*What you will do*
Write out each line exactly as it stands, please.

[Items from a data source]
___
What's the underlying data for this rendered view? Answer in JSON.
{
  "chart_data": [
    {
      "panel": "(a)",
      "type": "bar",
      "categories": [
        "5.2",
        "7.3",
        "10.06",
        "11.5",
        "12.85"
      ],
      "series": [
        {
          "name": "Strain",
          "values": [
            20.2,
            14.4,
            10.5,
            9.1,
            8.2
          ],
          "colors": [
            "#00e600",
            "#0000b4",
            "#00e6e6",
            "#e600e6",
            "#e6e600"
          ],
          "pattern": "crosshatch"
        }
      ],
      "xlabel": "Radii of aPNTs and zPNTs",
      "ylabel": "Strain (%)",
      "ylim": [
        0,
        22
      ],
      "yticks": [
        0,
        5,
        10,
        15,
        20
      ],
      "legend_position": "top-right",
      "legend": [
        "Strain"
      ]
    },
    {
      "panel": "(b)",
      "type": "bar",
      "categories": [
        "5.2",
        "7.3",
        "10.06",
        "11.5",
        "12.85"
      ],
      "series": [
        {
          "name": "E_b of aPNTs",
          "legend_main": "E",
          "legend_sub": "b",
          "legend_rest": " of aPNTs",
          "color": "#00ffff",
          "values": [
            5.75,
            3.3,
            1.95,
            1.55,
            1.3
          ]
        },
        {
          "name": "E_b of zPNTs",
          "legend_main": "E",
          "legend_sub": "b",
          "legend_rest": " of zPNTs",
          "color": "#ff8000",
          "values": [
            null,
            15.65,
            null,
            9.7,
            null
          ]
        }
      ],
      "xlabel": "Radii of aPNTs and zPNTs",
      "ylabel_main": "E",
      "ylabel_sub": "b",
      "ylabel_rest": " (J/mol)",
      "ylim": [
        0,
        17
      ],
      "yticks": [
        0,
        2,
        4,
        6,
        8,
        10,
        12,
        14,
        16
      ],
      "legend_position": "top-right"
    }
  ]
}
___
*Exercise answer*
What's the underlying data for this rendered view? Answer in JSON.
{
  "chart_data": [
    {
      "panel": "(a)",
      "type": "bar",
      "categories": [
        "5.2",
        "7.3",
        "10.06",
        "11.5",
        "12.85"
      ],
      "series": [
        {
          "name": "Strain",
          "values": [
            20.2,
            14.4,
            10.5,
            9.1,
            8.2
          ],
          "colors": [
            "#00e600",
            "#0000b4",
            "#00e6e6",
            "#e600e6",
            "#e6e600"
          ],
          "pattern": "crosshatch"
        }
      ],
      "xlabel": "Radii of aPNTs and zPNTs",
      "ylabel": "Strain (%)",
      "ylim": [
        0,
        22
      ],
      "yticks": [
        0,
        5,
        10,
        15,
        20
      ],
      "legend_position": "top-right",
      "legend": [
        "Strain"
      ]
    },
    {
      "panel": "(b)",
      "type": "bar",
      "categories": [
        "5.2",
        "7.3",
        "10.06",
        "11.5",
        "12.85"
      ],
      "series": [
        {
          "name": "E_b of aPNTs",
          "legend_main": "E",
          "legend_sub": "b",
          "legend_rest": " of aPNTs",
          "color": "#00ffff",
          "values": [
            5.75,
            3.3,
            1.95,
            1.55,
            1.3
          ]
        },
        {
          "name": "E_b of zPNTs",
          "legend_main": "E",
          "legend_sub": "b",
          "legend_rest": " of zPNTs",
          "color": "#ff8000",
          "values": [
            null,
            15.65,
            null,
            9.7,
            null
          ]
        }
      ],
      "xlabel": "Radii of aPNTs and zPNTs",
      "ylabel_main": "E",
      "ylabel_sub": "b",
      "ylabel_rest": " (J/mol)",
      "ylim": [
        0,
        17
      ],
      "yticks": [
        0,
        2,
        4,
        6,
        8,
        10,
        12,
        14,
        16
      ],
      "legend_position": "top-right"
    }
  ]
}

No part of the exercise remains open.